**INSTRUCTIONS TO FOLLOW:**
Across the entries below, how many lines contain the string "increases"? Give only the count.

※

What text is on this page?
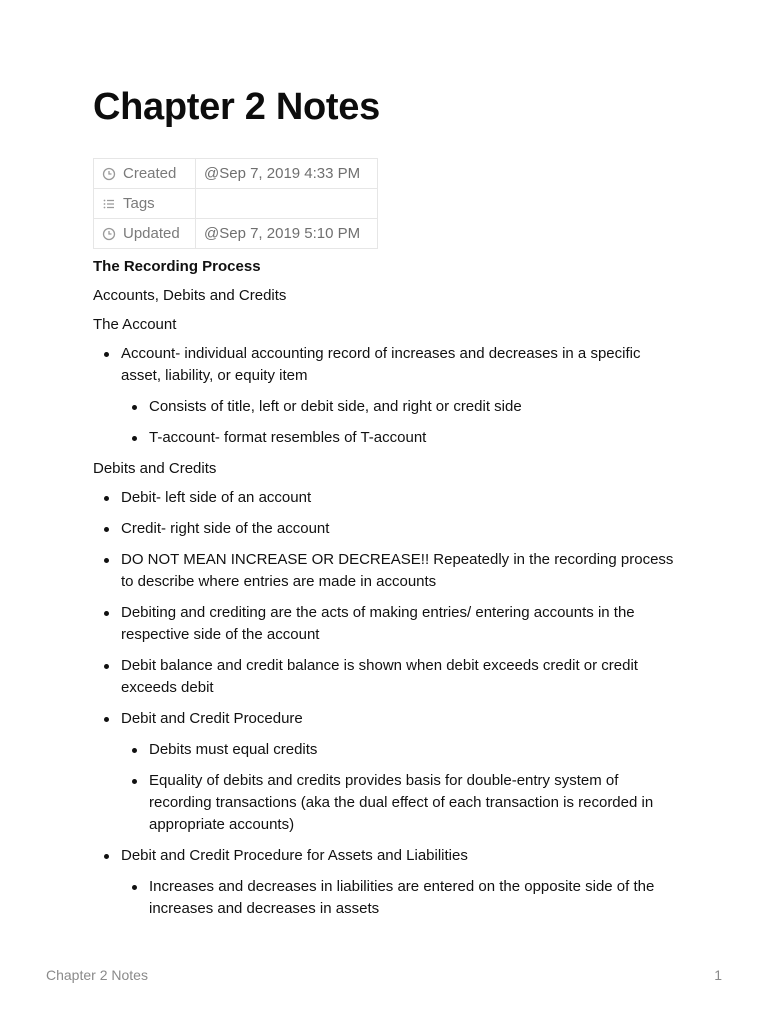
Chapter 2 Notes
Created	@Sep 7, 2019 4:33 PM
Tags	
Updated	@Sep 7, 2019 5:10 PM

The Recording Process

Accounts, Debits and Credits

The Account

Account- individual accounting record of increases and decreases in a specific asset, liability, or equity item
Consists of title, left or debit side, and right or credit side
T-account- format resembles of T-account

Debits and Credits

Debit- left side of an account
Credit- right side of the account
DO NOT MEAN INCREASE OR DECREASE!! Repeatedly in the recording process to describe where entries are made in accounts
Debiting and crediting are the acts of making entries/ entering accounts in the respective side of the account
Debit balance and credit balance is shown when debit exceeds credit or credit exceeds debit
Debit and Credit Procedure
Debits must equal credits
Equality of debits and credits provides basis for double-entry system of recording transactions (aka the dual effect of each transaction is recorded in appropriate accounts)
Debit and Credit Procedure for Assets and Liabilities
Increases and decreases in liabilities are entered on the opposite side of the increases and decreases in assets
Chapter 2 Notes	1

※

**THE SOLUTION:**
2